Count how many lines of the material below have the word "Huyện" and give only the number.

Records from a collection
━━━━━━━━

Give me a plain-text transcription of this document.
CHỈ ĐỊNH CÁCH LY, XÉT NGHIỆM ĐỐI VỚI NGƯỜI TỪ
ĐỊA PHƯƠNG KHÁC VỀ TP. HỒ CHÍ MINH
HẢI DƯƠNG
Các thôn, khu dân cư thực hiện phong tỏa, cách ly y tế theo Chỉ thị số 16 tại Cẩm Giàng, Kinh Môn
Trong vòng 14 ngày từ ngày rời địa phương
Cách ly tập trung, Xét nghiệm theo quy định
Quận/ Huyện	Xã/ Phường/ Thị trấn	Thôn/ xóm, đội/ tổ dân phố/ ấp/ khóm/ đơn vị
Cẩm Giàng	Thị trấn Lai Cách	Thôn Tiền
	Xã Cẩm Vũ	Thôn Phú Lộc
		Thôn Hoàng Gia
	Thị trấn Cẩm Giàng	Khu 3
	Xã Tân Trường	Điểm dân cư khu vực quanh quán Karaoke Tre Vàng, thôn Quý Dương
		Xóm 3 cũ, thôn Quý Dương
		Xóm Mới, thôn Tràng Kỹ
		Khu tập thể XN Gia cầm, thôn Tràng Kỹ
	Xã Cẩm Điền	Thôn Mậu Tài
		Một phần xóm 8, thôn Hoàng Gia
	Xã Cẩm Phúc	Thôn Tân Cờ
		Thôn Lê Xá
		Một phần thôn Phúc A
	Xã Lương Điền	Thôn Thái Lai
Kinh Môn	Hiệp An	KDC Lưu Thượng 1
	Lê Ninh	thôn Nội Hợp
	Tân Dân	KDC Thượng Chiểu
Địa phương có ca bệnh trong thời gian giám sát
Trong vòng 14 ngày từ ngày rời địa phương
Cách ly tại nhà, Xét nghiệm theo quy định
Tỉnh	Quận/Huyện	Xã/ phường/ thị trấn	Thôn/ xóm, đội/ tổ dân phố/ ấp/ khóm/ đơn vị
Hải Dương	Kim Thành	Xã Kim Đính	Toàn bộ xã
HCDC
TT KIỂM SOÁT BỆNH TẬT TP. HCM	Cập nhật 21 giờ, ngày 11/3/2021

━━━━━━━━

*Solution to the exercise*.
2